▶ **Written task**: Copy out each line of the data that holds the word "storage".

++++ Provided records ++++

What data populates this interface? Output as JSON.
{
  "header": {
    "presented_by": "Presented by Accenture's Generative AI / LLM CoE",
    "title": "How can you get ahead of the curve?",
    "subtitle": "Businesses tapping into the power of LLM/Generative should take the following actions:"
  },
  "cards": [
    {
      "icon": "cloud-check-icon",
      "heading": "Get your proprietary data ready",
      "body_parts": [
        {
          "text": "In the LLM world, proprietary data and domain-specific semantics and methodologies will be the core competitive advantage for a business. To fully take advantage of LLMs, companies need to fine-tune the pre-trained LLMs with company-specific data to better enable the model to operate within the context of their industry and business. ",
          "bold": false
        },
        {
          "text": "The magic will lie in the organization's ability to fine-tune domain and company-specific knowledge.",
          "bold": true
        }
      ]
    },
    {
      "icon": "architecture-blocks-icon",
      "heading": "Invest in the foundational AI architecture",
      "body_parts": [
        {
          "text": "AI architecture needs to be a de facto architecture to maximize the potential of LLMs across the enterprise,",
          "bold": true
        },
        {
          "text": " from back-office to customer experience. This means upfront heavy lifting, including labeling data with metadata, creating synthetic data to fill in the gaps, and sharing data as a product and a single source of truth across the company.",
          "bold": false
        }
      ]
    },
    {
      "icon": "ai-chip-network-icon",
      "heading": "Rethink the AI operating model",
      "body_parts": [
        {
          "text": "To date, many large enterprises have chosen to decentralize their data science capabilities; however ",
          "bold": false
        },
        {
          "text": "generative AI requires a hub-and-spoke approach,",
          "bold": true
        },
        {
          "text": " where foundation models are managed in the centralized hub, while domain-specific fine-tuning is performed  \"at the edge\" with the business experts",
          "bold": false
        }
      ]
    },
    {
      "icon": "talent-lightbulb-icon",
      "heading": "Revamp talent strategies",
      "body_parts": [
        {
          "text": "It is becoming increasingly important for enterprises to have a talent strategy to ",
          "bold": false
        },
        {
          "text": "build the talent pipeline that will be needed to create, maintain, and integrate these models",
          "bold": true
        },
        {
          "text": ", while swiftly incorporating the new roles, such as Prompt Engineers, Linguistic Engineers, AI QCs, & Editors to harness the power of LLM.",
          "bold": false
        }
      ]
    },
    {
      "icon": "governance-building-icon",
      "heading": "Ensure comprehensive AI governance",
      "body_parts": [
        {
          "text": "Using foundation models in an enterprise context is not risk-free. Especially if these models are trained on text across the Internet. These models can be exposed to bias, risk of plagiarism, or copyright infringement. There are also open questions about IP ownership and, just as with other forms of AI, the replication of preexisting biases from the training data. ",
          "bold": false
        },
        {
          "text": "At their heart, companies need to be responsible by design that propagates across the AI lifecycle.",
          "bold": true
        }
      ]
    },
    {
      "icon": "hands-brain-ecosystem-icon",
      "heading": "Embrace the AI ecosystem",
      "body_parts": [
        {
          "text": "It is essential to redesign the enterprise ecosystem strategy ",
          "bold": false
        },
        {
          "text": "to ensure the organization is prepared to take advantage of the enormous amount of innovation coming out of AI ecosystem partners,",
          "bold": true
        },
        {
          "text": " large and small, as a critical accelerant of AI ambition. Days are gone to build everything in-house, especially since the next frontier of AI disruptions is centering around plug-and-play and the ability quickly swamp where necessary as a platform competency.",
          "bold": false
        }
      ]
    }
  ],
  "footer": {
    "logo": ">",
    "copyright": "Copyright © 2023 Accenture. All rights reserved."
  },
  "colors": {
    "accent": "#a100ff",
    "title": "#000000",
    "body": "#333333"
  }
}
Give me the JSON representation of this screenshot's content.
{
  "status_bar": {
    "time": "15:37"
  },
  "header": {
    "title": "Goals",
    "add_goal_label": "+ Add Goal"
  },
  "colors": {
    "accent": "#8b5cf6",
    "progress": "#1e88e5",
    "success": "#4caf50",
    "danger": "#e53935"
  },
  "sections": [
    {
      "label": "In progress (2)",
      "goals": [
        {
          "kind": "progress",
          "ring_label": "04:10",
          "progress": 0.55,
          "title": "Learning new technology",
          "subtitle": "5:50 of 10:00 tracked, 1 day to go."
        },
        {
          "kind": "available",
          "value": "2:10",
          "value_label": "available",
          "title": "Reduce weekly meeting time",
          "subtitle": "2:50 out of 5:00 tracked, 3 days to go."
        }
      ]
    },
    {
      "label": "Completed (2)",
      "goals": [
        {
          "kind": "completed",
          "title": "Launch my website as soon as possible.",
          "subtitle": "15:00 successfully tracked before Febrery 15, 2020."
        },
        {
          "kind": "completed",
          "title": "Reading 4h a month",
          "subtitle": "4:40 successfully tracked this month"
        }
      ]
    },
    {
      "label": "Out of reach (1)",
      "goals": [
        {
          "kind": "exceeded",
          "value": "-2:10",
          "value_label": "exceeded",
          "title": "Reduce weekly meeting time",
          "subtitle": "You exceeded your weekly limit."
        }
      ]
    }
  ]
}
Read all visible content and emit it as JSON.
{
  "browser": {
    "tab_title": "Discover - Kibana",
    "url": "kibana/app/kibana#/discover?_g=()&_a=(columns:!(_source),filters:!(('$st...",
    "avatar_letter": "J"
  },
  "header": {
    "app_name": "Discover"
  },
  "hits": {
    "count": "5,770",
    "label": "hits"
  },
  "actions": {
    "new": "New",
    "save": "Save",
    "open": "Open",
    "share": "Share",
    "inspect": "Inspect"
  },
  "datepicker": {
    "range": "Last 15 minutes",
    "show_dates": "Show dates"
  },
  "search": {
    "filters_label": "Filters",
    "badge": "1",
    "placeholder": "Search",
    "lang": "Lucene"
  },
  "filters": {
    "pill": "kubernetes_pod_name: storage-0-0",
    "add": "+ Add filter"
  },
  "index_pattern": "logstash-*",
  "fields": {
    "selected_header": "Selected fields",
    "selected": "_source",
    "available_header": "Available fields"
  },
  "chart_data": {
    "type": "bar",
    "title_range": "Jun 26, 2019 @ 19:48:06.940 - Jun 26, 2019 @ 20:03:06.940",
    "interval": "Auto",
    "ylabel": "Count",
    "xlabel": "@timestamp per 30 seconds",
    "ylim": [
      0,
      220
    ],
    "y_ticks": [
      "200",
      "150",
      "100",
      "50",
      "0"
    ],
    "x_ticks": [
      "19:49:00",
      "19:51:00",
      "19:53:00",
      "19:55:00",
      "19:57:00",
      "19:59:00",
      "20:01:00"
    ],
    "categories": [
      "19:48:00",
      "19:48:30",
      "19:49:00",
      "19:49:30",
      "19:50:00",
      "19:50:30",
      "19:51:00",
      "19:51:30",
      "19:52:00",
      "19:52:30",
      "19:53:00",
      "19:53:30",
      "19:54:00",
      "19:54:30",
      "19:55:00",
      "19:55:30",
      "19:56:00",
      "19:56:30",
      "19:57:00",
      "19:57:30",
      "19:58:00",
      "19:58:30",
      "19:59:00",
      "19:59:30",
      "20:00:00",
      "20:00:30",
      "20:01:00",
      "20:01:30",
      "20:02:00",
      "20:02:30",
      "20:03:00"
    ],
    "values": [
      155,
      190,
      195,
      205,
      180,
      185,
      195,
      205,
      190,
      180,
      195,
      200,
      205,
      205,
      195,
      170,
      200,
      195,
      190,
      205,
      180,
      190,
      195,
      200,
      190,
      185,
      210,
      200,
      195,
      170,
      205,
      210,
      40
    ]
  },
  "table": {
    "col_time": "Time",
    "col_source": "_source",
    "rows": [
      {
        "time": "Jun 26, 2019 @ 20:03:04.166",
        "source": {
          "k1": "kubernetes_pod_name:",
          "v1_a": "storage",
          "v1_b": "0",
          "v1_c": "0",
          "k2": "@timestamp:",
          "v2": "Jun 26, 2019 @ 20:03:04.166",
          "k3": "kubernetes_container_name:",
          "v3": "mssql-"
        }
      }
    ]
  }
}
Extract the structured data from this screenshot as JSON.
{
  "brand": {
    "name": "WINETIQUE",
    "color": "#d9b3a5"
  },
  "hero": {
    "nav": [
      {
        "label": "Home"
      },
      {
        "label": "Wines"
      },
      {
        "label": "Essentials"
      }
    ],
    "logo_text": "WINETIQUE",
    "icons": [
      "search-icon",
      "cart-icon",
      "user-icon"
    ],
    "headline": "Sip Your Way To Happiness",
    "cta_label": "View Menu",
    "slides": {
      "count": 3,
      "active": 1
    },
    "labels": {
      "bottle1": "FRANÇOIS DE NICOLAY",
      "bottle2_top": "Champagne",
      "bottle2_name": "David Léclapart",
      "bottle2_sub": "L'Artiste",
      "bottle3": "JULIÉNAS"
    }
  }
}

++++

▶ **Exercise response**:
    "pill": "kubernetes_pod_name: storage-0-0",
          "v1_a": "storage",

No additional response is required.